======== Available data

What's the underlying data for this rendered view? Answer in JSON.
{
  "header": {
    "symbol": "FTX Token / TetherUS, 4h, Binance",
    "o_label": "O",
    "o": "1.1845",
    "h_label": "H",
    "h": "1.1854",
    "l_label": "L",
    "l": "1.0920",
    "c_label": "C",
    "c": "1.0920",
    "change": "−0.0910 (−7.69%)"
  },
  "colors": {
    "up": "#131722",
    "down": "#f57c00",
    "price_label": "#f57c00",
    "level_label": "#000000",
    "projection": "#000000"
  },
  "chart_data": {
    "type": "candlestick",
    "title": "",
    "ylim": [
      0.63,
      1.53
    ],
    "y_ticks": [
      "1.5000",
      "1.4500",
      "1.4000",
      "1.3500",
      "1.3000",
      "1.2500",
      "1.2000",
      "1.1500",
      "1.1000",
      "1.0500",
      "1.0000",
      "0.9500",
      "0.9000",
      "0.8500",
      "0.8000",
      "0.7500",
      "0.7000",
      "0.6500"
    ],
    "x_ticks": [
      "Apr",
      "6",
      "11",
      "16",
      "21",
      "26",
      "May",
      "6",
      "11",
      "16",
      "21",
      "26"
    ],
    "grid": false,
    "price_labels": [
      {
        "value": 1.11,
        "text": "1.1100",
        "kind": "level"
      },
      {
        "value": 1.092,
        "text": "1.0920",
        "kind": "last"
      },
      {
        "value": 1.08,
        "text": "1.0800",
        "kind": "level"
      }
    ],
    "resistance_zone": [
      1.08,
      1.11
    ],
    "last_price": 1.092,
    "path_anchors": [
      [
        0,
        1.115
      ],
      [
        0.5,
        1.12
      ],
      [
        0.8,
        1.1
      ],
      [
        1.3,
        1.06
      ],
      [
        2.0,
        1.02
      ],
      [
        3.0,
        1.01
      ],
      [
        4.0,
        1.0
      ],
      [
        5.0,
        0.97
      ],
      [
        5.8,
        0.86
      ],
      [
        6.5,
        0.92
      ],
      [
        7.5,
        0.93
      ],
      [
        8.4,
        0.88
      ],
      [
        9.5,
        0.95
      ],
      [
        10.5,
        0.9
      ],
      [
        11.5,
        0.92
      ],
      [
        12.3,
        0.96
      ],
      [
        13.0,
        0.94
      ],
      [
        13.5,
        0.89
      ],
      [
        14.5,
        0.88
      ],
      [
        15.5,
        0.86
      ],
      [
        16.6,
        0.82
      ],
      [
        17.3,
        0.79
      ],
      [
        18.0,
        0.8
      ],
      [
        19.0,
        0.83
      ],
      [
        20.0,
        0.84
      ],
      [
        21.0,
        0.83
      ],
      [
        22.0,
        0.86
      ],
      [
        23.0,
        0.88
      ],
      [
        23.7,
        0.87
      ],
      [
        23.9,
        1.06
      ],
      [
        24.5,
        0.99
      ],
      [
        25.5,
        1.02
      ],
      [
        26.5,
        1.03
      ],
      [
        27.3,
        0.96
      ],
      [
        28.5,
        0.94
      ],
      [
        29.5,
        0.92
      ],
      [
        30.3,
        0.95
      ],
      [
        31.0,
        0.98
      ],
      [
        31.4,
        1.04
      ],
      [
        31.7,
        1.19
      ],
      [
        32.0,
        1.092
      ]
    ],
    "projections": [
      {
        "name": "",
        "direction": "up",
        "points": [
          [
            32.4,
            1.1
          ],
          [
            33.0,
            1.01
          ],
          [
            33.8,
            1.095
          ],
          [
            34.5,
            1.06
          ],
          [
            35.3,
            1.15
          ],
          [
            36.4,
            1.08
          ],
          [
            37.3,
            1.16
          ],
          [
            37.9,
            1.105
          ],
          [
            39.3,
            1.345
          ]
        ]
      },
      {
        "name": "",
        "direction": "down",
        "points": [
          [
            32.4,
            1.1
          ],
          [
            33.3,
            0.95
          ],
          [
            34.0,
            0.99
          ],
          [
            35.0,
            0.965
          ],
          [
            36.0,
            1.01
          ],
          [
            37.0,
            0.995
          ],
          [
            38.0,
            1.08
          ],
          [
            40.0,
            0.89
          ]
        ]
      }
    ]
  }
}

================

The task: Emit the full listing verbatim.

Solution to the exercise:
What's the underlying data for this rendered view? Answer in JSON.
{
  "header": {
    "symbol": "FTX Token / TetherUS, 4h, Binance",
    "o_label": "O",
    "o": "1.1845",
    "h_label": "H",
    "h": "1.1854",
    "l_label": "L",
    "l": "1.0920",
    "c_label": "C",
    "c": "1.0920",
    "change": "−0.0910 (−7.69%)"
  },
  "colors": {
    "up": "#131722",
    "down": "#f57c00",
    "price_label": "#f57c00",
    "level_label": "#000000",
    "projection": "#000000"
  },
  "chart_data": {
    "type": "candlestick",
    "title": "",
    "ylim": [
      0.63,
      1.53
    ],
    "y_ticks": [
      "1.5000",
      "1.4500",
      "1.4000",
      "1.3500",
      "1.3000",
      "1.2500",
      "1.2000",
      "1.1500",
      "1.1000",
      "1.0500",
      "1.0000",
      "0.9500",
      "0.9000",
      "0.8500",
      "0.8000",
      "0.7500",
      "0.7000",
      "0.6500"
    ],
    "x_ticks": [
      "Apr",
      "6",
      "11",
      "16",
      "21",
      "26",
      "May",
      "6",
      "11",
      "16",
      "21",
      "26"
    ],
    "grid": false,
    "price_labels": [
      {
        "value": 1.11,
        "text": "1.1100",
        "kind": "level"
      },
      {
        "value": 1.092,
        "text": "1.0920",
        "kind": "last"
      },
      {
        "value": 1.08,
        "text": "1.0800",
        "kind": "level"
      }
    ],
    "resistance_zone": [
      1.08,
      1.11
    ],
    "last_price": 1.092,
    "path_anchors": [
      [
        0,
        1.115
      ],
      [
        0.5,
        1.12
      ],
      [
        0.8,
        1.1
      ],
      [
        1.3,
        1.06
      ],
      [
        2.0,
        1.02
      ],
      [
        3.0,
        1.01
      ],
      [
        4.0,
        1.0
      ],
      [
        5.0,
        0.97
      ],
      [
        5.8,
        0.86
      ],
      [
        6.5,
        0.92
      ],
      [
        7.5,
        0.93
      ],
      [
        8.4,
        0.88
      ],
      [
        9.5,
        0.95
      ],
      [
        10.5,
        0.9
      ],
      [
        11.5,
        0.92
      ],
      [
        12.3,
        0.96
      ],
      [
        13.0,
        0.94
      ],
      [
        13.5,
        0.89
      ],
      [
        14.5,
        0.88
      ],
      [
        15.5,
        0.86
      ],
      [
        16.6,
        0.82
      ],
      [
        17.3,
        0.79
      ],
      [
        18.0,
        0.8
      ],
      [
        19.0,
        0.83
      ],
      [
        20.0,
        0.84
      ],
      [
        21.0,
        0.83
      ],
      [
        22.0,
        0.86
      ],
      [
        23.0,
        0.88
      ],
      [
        23.7,
        0.87
      ],
      [
        23.9,
        1.06
      ],
      [
        24.5,
        0.99
      ],
      [
        25.5,
        1.02
      ],
      [
        26.5,
        1.03
      ],
      [
        27.3,
        0.96
      ],
      [
        28.5,
        0.94
      ],
      [
        29.5,
        0.92
      ],
      [
        30.3,
        0.95
      ],
      [
        31.0,
        0.98
      ],
      [
        31.4,
        1.04
      ],
      [
        31.7,
        1.19
      ],
      [
        32.0,
        1.092
      ]
    ],
    "projections": [
      {
        "name": "",
        "direction": "up",
        "points": [
          [
            32.4,
            1.1
          ],
          [
            33.0,
            1.01
          ],
          [
            33.8,
            1.095
          ],
          [
            34.5,
            1.06
          ],
          [
            35.3,
            1.15
          ],
          [
            36.4,
            1.08
          ],
          [
            37.3,
            1.16
          ],
          [
            37.9,
            1.105
          ],
          [
            39.3,
            1.345
          ]
        ]
      },
      {
        "name": "",
        "direction": "down",
        "points": [
          [
            32.4,
            1.1
          ],
          [
            33.3,
            0.95
          ],
          [
            34.0,
            0.99
          ],
          [
            35.0,
            0.965
          ],
          [
            36.0,
            1.01
          ],
          [
            37.0,
            0.995
          ],
          [
            38.0,
            1.08
          ],
          [
            40.0,
            0.89
          ]
        ]
      }
    ]
  }
}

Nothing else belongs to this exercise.